═════ Record extracts
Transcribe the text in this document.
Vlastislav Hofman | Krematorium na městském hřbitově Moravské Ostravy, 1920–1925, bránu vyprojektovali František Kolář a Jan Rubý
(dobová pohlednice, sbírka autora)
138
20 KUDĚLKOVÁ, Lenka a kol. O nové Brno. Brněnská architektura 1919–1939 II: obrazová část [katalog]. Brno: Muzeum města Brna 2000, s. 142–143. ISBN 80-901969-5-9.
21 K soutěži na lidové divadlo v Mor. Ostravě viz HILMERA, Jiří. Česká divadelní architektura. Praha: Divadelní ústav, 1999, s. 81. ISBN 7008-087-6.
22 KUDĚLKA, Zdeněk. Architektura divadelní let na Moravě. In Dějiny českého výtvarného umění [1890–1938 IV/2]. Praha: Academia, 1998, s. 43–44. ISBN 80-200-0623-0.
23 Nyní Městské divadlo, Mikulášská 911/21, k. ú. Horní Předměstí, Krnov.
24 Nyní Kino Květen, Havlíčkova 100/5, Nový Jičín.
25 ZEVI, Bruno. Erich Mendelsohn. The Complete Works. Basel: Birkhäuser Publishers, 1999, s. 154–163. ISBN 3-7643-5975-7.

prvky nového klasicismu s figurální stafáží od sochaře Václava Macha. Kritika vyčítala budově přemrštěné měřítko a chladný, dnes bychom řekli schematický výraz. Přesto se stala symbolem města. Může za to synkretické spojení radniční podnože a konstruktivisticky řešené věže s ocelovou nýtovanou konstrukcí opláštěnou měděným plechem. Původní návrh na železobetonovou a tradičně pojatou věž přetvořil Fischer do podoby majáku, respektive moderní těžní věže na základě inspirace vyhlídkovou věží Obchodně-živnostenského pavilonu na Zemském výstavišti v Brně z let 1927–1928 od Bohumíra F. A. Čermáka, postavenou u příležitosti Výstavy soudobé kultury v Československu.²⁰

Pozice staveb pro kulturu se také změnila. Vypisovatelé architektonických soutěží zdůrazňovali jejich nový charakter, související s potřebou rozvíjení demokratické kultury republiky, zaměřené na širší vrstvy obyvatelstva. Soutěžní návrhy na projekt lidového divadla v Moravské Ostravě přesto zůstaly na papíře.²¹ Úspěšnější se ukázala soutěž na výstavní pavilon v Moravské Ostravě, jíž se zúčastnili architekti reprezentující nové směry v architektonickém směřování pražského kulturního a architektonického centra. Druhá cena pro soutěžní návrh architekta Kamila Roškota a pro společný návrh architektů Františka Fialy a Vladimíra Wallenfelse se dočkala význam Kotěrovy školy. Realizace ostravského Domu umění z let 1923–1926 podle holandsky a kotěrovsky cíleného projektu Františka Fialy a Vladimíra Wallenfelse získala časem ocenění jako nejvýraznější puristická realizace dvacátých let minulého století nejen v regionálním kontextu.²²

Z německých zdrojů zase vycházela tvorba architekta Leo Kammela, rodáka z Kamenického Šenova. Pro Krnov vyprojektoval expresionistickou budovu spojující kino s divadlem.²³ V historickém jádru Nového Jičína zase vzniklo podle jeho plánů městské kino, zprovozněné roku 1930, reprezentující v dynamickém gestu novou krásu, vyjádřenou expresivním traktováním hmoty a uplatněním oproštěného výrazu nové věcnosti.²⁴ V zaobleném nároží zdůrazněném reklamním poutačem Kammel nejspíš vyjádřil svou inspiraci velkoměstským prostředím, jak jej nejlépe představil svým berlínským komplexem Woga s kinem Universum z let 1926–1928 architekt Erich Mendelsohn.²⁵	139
══════════
Your instructions –
In full and verbatim, repeat the records given above.

Exercise output –
Transcribe the text in this document.
Vlastislav Hofman | Krematorium na městském hřbitově Moravské Ostravy, 1920–1925, bránu vyprojektovali František Kolář a Jan Rubý
(dobová pohlednice, sbírka autora)
138
20 KUDĚLKOVÁ, Lenka a kol. O nové Brno. Brněnská architektura 1919–1939 II: obrazová část [katalog]. Brno: Muzeum města Brna 2000, s. 142–143. ISBN 80-901969-5-9.
21 K soutěži na lidové divadlo v Mor. Ostravě viz HILMERA, Jiří. Česká divadelní architektura. Praha: Divadelní ústav, 1999, s. 81. ISBN 7008-087-6.
22 KUDĚLKA, Zdeněk. Architektura divadelní let na Moravě. In Dějiny českého výtvarného umění [1890–1938 IV/2]. Praha: Academia, 1998, s. 43–44. ISBN 80-200-0623-0.
23 Nyní Městské divadlo, Mikulášská 911/21, k. ú. Horní Předměstí, Krnov.
24 Nyní Kino Květen, Havlíčkova 100/5, Nový Jičín.
25 ZEVI, Bruno. Erich Mendelsohn. The Complete Works. Basel: Birkhäuser Publishers, 1999, s. 154–163. ISBN 3-7643-5975-7.

prvky nového klasicismu s figurální stafáží od sochaře Václava Macha. Kritika vyčítala budově přemrštěné měřítko a chladný, dnes bychom řekli schematický výraz. Přesto se stala symbolem města. Může za to synkretické spojení radniční podnože a konstruktivisticky řešené věže s ocelovou nýtovanou konstrukcí opláštěnou měděným plechem. Původní návrh na železobetonovou a tradičně pojatou věž přetvořil Fischer do podoby majáku, respektive moderní těžní věže na základě inspirace vyhlídkovou věží Obchodně-živnostenského pavilonu na Zemském výstavišti v Brně z let 1927–1928 od Bohumíra F. A. Čermáka, postavenou u příležitosti Výstavy soudobé kultury v Československu.²⁰

Pozice staveb pro kulturu se také změnila. Vypisovatelé architektonických soutěží zdůrazňovali jejich nový charakter, související s potřebou rozvíjení demokratické kultury republiky, zaměřené na širší vrstvy obyvatelstva. Soutěžní návrhy na projekt lidového divadla v Moravské Ostravě přesto zůstaly na papíře.²¹ Úspěšnější se ukázala soutěž na výstavní pavilon v Moravské Ostravě, jíž se zúčastnili architekti reprezentující nové směry v architektonickém směřování pražského kulturního a architektonického centra. Druhá cena pro soutěžní návrh architekta Kamila Roškota a pro společný návrh architektů Františka Fialy a Vladimíra Wallenfelse se dočkala význam Kotěrovy školy. Realizace ostravského Domu umění z let 1923–1926 podle holandsky a kotěrovsky cíleného projektu Františka Fialy a Vladimíra Wallenfelse získala časem ocenění jako nejvýraznější puristická realizace dvacátých let minulého století nejen v regionálním kontextu.²²

Z německých zdrojů zase vycházela tvorba architekta Leo Kammela, rodáka z Kamenického Šenova. Pro Krnov vyprojektoval expresionistickou budovu spojující kino s divadlem.²³ V historickém jádru Nového Jičína zase vzniklo podle jeho plánů městské kino, zprovozněné roku 1930, reprezentující v dynamickém gestu novou krásu, vyjádřenou expresivním traktováním hmoty a uplatněním oproštěného výrazu nové věcnosti.²⁴ V zaobleném nároží zdůrazněném reklamním poutačem Kammel nejspíš vyjádřil svou inspiraci velkoměstským prostředím, jak jej nejlépe představil svým berlínským komplexem Woga s kinem Universum z let 1926–1928 architekt Erich Mendelsohn.²⁵	139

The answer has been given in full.